> What you will do:
Go through the records and copy each line where the word "this" occurs.

(Extracted records)

------

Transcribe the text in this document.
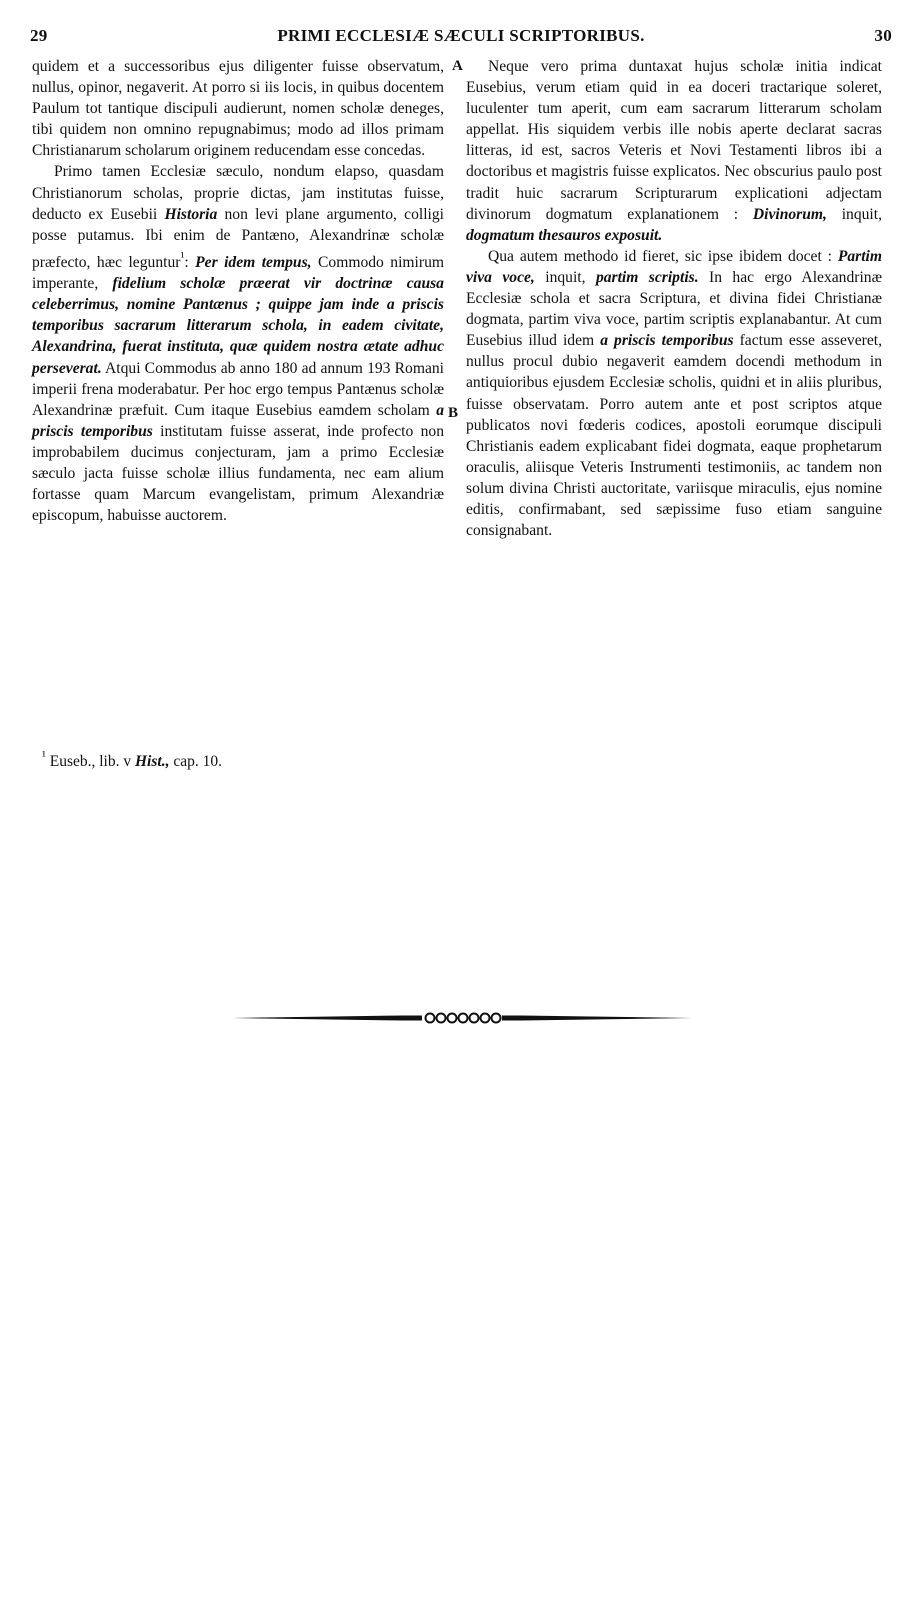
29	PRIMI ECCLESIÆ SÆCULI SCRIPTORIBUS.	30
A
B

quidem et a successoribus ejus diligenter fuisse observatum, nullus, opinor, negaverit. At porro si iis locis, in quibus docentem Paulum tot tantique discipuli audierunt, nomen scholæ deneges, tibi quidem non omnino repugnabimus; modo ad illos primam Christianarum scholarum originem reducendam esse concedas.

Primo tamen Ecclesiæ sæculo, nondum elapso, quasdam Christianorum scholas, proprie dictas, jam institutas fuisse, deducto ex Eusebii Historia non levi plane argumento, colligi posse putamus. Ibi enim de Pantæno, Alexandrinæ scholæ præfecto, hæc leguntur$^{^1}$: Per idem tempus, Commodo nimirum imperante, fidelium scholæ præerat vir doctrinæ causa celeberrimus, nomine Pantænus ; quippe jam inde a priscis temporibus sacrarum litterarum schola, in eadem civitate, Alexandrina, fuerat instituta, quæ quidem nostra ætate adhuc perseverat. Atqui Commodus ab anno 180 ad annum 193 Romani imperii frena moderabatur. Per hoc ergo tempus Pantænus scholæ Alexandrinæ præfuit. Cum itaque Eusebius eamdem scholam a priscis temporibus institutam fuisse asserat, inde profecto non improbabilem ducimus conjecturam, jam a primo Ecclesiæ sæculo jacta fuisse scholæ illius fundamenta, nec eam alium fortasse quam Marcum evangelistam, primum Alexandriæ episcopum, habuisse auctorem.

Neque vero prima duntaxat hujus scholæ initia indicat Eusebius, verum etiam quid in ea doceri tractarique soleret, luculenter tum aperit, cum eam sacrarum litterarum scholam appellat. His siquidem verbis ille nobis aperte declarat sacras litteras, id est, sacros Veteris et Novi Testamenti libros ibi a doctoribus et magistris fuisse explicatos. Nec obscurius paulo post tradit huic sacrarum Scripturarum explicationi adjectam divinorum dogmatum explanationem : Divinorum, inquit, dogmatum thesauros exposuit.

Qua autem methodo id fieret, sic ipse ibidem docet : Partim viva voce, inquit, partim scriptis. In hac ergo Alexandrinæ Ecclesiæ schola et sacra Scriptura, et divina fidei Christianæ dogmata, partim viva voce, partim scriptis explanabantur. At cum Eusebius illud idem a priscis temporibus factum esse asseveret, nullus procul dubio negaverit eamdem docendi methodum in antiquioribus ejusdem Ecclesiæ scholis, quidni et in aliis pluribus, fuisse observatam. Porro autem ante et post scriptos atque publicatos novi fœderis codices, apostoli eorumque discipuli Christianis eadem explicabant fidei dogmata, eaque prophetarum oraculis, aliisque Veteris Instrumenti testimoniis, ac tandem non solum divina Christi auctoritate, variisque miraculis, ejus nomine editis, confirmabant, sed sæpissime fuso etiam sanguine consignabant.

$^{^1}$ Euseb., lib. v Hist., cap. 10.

------

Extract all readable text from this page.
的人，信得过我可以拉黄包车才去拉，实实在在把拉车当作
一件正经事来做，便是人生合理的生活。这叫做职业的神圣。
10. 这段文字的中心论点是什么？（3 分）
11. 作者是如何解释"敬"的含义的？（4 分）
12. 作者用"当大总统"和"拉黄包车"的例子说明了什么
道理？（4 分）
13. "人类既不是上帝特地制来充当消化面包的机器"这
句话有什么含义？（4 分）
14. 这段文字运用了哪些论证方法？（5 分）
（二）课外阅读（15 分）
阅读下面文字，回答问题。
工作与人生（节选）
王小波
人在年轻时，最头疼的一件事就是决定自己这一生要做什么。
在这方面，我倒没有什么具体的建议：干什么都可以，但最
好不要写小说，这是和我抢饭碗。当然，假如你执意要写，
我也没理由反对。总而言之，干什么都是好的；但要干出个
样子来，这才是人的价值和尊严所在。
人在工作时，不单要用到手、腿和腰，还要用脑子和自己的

------

> Output of the task:
Transcribe the text in this document.
Extract all readable text from this page.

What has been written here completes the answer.